### WHAT TO DO
Copy out exactly the lines from the line containing "Convert this document image to plain text." to the end of the listing.

### PROVIDED RECORDS

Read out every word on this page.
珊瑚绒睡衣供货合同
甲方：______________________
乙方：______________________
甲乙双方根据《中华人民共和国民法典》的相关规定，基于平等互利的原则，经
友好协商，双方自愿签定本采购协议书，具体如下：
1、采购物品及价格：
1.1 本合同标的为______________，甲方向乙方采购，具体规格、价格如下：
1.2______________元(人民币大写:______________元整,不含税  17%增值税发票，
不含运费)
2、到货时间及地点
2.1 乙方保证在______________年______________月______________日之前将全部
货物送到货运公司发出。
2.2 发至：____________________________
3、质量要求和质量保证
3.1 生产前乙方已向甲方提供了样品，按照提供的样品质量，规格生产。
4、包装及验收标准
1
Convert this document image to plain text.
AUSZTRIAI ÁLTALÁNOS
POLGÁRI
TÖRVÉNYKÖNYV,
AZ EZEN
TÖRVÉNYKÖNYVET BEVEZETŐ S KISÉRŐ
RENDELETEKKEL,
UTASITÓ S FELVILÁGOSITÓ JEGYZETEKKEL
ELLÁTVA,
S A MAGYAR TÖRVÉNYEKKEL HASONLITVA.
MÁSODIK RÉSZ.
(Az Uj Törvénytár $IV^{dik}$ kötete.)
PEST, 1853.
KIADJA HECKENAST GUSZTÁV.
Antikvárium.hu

### OUTPUT FOR THIS EXERCISE
Convert this document image to plain text.
AUSZTRIAI ÁLTALÁNOS
POLGÁRI
TÖRVÉNYKÖNYV,
AZ EZEN
TÖRVÉNYKÖNYVET BEVEZETŐ S KISÉRŐ
RENDELETEKKEL,
UTASITÓ S FELVILÁGOSITÓ JEGYZETEKKEL
ELLÁTVA,
S A MAGYAR TÖRVÉNYEKKEL HASONLITVA.
MÁSODIK RÉSZ.
(Az Uj Törvénytár $IV^{dik}$ kötete.)
PEST, 1853.
KIADJA HECKENAST GUSZTÁV.
Antikvárium.hu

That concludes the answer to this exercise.